What needs to be done —
Every line of the material is to be quoted verbatim, minus the pictures.

Stored data entries
— Begin —

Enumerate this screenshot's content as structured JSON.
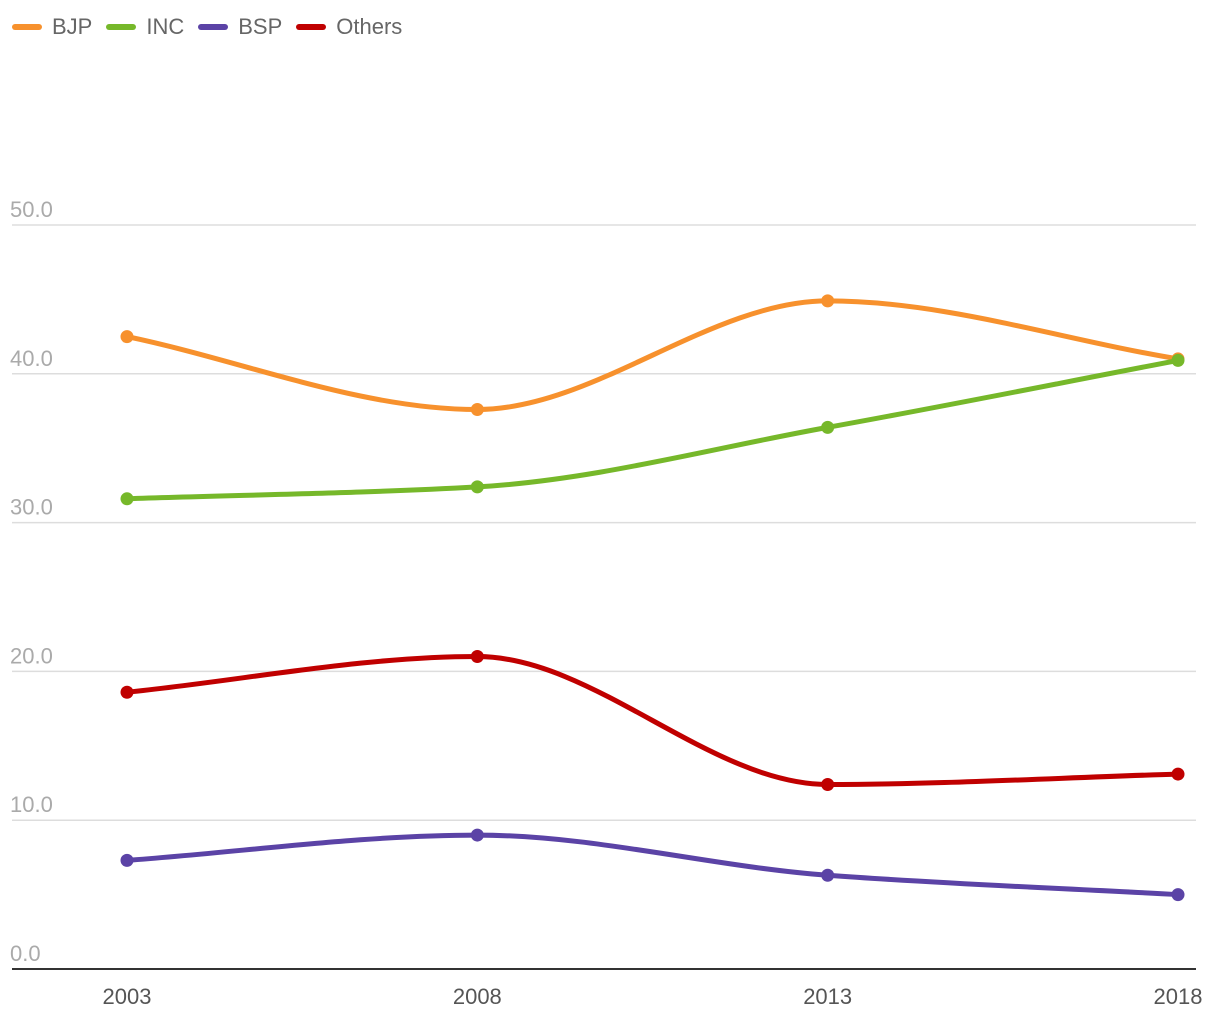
{
  "chart_data": {
    "type": "line",
    "title": "",
    "xlabel": "",
    "ylabel": "",
    "x": [
      "2003",
      "2008",
      "2013",
      "2018"
    ],
    "ylim": [
      0,
      50
    ],
    "yticks": [
      "0.0",
      "10.0",
      "20.0",
      "30.0",
      "40.0",
      "50.0"
    ],
    "grid": true,
    "legend_position": "top-left",
    "series": [
      {
        "name": "BJP",
        "color": "#f7912d",
        "values": [
          42.5,
          37.6,
          44.9,
          41.0
        ]
      },
      {
        "name": "INC",
        "color": "#76b82a",
        "values": [
          31.6,
          32.4,
          36.4,
          40.9
        ]
      },
      {
        "name": "BSP",
        "color": "#5b43a6",
        "values": [
          7.3,
          9.0,
          6.3,
          5.0
        ]
      },
      {
        "name": "Others",
        "color": "#c00000",
        "values": [
          18.6,
          21.0,
          12.4,
          13.1
        ]
      }
    ]
  },
  "colors": {
    "grid": "#dddddd",
    "axis": "#333333",
    "y_tick_text": "#aaaaaa",
    "x_tick_text": "#555555"
  }
}
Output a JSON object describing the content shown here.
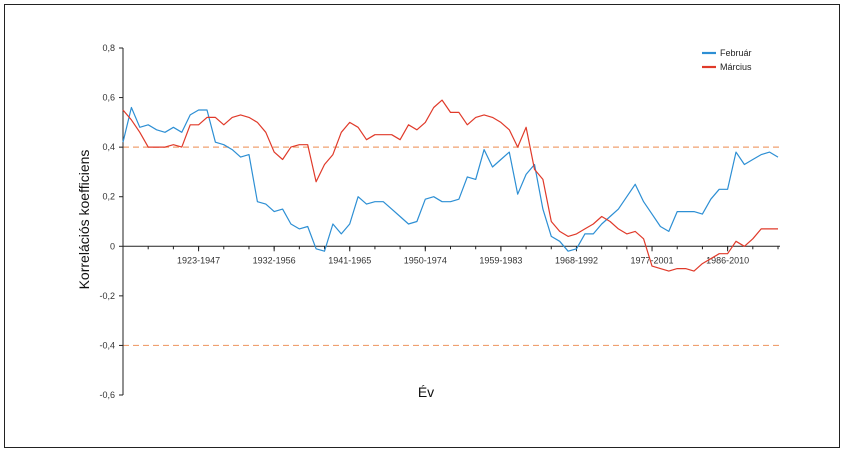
{
  "chart_data": {
    "type": "line",
    "title": "",
    "xlabel": "Év",
    "ylabel": "Korrelációs koefficiens",
    "ylim": [
      -0.6,
      0.8
    ],
    "y_ticks": [
      "0,8",
      "0,6",
      "0,4",
      "0,2",
      "0",
      "-0,2",
      "-0,4",
      "-0,6"
    ],
    "y_tick_values": [
      0.8,
      0.6,
      0.4,
      0.2,
      0,
      -0.2,
      -0.4,
      -0.6
    ],
    "x_range": [
      1,
      79
    ],
    "x_ticks": [
      {
        "x": 10,
        "label": "1923-1947"
      },
      {
        "x": 19,
        "label": "1932-1956"
      },
      {
        "x": 28,
        "label": "1941-1965"
      },
      {
        "x": 37,
        "label": "1950-1974"
      },
      {
        "x": 46,
        "label": "1959-1983"
      },
      {
        "x": 55,
        "label": "1968-1992"
      },
      {
        "x": 64,
        "label": "1977-2001"
      },
      {
        "x": 73,
        "label": "1986-2010"
      }
    ],
    "threshold_lines": [
      0.4,
      -0.4
    ],
    "grid": false,
    "legend_position": "top-right",
    "series": [
      {
        "name": "Február",
        "color": "#2d8fd4",
        "values": [
          0.42,
          0.56,
          0.48,
          0.49,
          0.47,
          0.46,
          0.48,
          0.46,
          0.53,
          0.55,
          0.55,
          0.42,
          0.41,
          0.39,
          0.36,
          0.37,
          0.18,
          0.17,
          0.14,
          0.15,
          0.09,
          0.07,
          0.08,
          -0.01,
          -0.02,
          0.09,
          0.05,
          0.09,
          0.2,
          0.17,
          0.18,
          0.18,
          0.15,
          0.12,
          0.09,
          0.1,
          0.19,
          0.2,
          0.18,
          0.18,
          0.19,
          0.28,
          0.27,
          0.39,
          0.32,
          0.35,
          0.38,
          0.21,
          0.29,
          0.33,
          0.15,
          0.04,
          0.02,
          -0.02,
          -0.01,
          0.05,
          0.05,
          0.09,
          0.12,
          0.15,
          0.2,
          0.25,
          0.18,
          0.13,
          0.08,
          0.06,
          0.14,
          0.14,
          0.14,
          0.13,
          0.19,
          0.23,
          0.23,
          0.38,
          0.33,
          0.35,
          0.37,
          0.38,
          0.36
        ]
      },
      {
        "name": "Március",
        "color": "#e03a2a",
        "values": [
          0.55,
          0.51,
          0.46,
          0.4,
          0.4,
          0.4,
          0.41,
          0.4,
          0.49,
          0.49,
          0.52,
          0.52,
          0.49,
          0.52,
          0.53,
          0.52,
          0.5,
          0.46,
          0.38,
          0.35,
          0.4,
          0.41,
          0.41,
          0.26,
          0.33,
          0.37,
          0.46,
          0.5,
          0.48,
          0.43,
          0.45,
          0.45,
          0.45,
          0.43,
          0.49,
          0.47,
          0.5,
          0.56,
          0.59,
          0.54,
          0.54,
          0.49,
          0.52,
          0.53,
          0.52,
          0.5,
          0.47,
          0.4,
          0.48,
          0.31,
          0.27,
          0.1,
          0.06,
          0.04,
          0.05,
          0.07,
          0.09,
          0.12,
          0.1,
          0.07,
          0.05,
          0.06,
          0.03,
          -0.08,
          -0.09,
          -0.1,
          -0.09,
          -0.09,
          -0.1,
          -0.07,
          -0.05,
          -0.03,
          -0.03,
          0.02,
          0.0,
          0.03,
          0.07,
          0.07,
          0.07
        ]
      }
    ]
  }
}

— End —

Finished answer —
Enumerate this screenshot's content as structured JSON.
{
  "chart_data": {
    "type": "line",
    "title": "",
    "xlabel": "",
    "ylabel": "",
    "x": [
      "2003",
      "2008",
      "2013",
      "2018"
    ],
    "ylim": [
      0,
      50
    ],
    "yticks": [
      "0.0",
      "10.0",
      "20.0",
      "30.0",
      "40.0",
      "50.0"
    ],
    "grid": true,
    "legend_position": "top-left",
    "series": [
      {
        "name": "BJP",
        "color": "#f7912d",
        "values": [
          42.5,
          37.6,
          44.9,
          41.0
        ]
      },
      {
        "name": "INC",
        "color": "#76b82a",
        "values": [
          31.6,
          32.4,
          36.4,
          40.9
        ]
      },
      {
        "name": "BSP",
        "color": "#5b43a6",
        "values": [
          7.3,
          9.0,
          6.3,
          5.0
        ]
      },
      {
        "name": "Others",
        "color": "#c00000",
        "values": [
          18.6,
          21.0,
          12.4,
          13.1
        ]
      }
    ]
  },
  "colors": {
    "grid": "#dddddd",
    "axis": "#333333",
    "y_tick_text": "#aaaaaa",
    "x_tick_text": "#555555"
  }
}
Output a JSON object describing the content shown here.
{
  "chart_data": {
    "type": "line",
    "title": "",
    "xlabel": "Év",
    "ylabel": "Korrelációs koefficiens",
    "ylim": [
      -0.6,
      0.8
    ],
    "y_ticks": [
      "0,8",
      "0,6",
      "0,4",
      "0,2",
      "0",
      "-0,2",
      "-0,4",
      "-0,6"
    ],
    "y_tick_values": [
      0.8,
      0.6,
      0.4,
      0.2,
      0,
      -0.2,
      -0.4,
      -0.6
    ],
    "x_range": [
      1,
      79
    ],
    "x_ticks": [
      {
        "x": 10,
        "label": "1923-1947"
      },
      {
        "x": 19,
        "label": "1932-1956"
      },
      {
        "x": 28,
        "label": "1941-1965"
      },
      {
        "x": 37,
        "label": "1950-1974"
      },
      {
        "x": 46,
        "label": "1959-1983"
      },
      {
        "x": 55,
        "label": "1968-1992"
      },
      {
        "x": 64,
        "label": "1977-2001"
      },
      {
        "x": 73,
        "label": "1986-2010"
      }
    ],
    "threshold_lines": [
      0.4,
      -0.4
    ],
    "grid": false,
    "legend_position": "top-right",
    "series": [
      {
        "name": "Február",
        "color": "#2d8fd4",
        "values": [
          0.42,
          0.56,
          0.48,
          0.49,
          0.47,
          0.46,
          0.48,
          0.46,
          0.53,
          0.55,
          0.55,
          0.42,
          0.41,
          0.39,
          0.36,
          0.37,
          0.18,
          0.17,
          0.14,
          0.15,
          0.09,
          0.07,
          0.08,
          -0.01,
          -0.02,
          0.09,
          0.05,
          0.09,
          0.2,
          0.17,
          0.18,
          0.18,
          0.15,
          0.12,
          0.09,
          0.1,
          0.19,
          0.2,
          0.18,
          0.18,
          0.19,
          0.28,
          0.27,
          0.39,
          0.32,
          0.35,
          0.38,
          0.21,
          0.29,
          0.33,
          0.15,
          0.04,
          0.02,
          -0.02,
          -0.01,
          0.05,
          0.05,
          0.09,
          0.12,
          0.15,
          0.2,
          0.25,
          0.18,
          0.13,
          0.08,
          0.06,
          0.14,
          0.14,
          0.14,
          0.13,
          0.19,
          0.23,
          0.23,
          0.38,
          0.33,
          0.35,
          0.37,
          0.38,
          0.36
        ]
      },
      {
        "name": "Március",
        "color": "#e03a2a",
        "values": [
          0.55,
          0.51,
          0.46,
          0.4,
          0.4,
          0.4,
          0.41,
          0.4,
          0.49,
          0.49,
          0.52,
          0.52,
          0.49,
          0.52,
          0.53,
          0.52,
          0.5,
          0.46,
          0.38,
          0.35,
          0.4,
          0.41,
          0.41,
          0.26,
          0.33,
          0.37,
          0.46,
          0.5,
          0.48,
          0.43,
          0.45,
          0.45,
          0.45,
          0.43,
          0.49,
          0.47,
          0.5,
          0.56,
          0.59,
          0.54,
          0.54,
          0.49,
          0.52,
          0.53,
          0.52,
          0.5,
          0.47,
          0.4,
          0.48,
          0.31,
          0.27,
          0.1,
          0.06,
          0.04,
          0.05,
          0.07,
          0.09,
          0.12,
          0.1,
          0.07,
          0.05,
          0.06,
          0.03,
          -0.08,
          -0.09,
          -0.1,
          -0.09,
          -0.09,
          -0.1,
          -0.07,
          -0.05,
          -0.03,
          -0.03,
          0.02,
          0.0,
          0.03,
          0.07,
          0.07,
          0.07
        ]
      }
    ]
  }
}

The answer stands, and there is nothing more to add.